TASK BRIEF: Gather, from the listing beneath this task, every line holding the string "name".

+---+

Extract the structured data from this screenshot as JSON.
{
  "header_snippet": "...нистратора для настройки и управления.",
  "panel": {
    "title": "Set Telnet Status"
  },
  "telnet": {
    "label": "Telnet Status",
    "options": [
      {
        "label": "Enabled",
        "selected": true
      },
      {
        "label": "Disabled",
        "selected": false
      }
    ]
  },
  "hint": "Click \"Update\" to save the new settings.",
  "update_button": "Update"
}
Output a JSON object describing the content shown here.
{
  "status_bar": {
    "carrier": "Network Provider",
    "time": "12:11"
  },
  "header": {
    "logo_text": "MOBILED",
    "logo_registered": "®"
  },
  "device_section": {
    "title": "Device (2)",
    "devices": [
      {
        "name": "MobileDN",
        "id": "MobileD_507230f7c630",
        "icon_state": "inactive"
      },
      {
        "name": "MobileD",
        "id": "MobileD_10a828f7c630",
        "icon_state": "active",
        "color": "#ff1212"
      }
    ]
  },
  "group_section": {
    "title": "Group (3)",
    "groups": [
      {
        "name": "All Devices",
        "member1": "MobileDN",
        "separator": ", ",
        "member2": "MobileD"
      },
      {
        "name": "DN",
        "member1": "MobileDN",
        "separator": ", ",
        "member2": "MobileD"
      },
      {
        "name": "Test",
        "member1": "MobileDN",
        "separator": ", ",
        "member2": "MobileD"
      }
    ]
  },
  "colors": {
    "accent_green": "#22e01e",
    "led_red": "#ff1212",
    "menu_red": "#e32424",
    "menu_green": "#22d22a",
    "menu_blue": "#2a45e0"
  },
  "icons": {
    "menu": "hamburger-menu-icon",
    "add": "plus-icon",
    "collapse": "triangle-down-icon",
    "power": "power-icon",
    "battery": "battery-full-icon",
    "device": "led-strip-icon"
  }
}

+---+

COMPLETE OUTPUT:
        "name": "MobileDN",
        "name": "MobileD",
        "name": "All Devices",
        "name": "DN",
        "name": "Test",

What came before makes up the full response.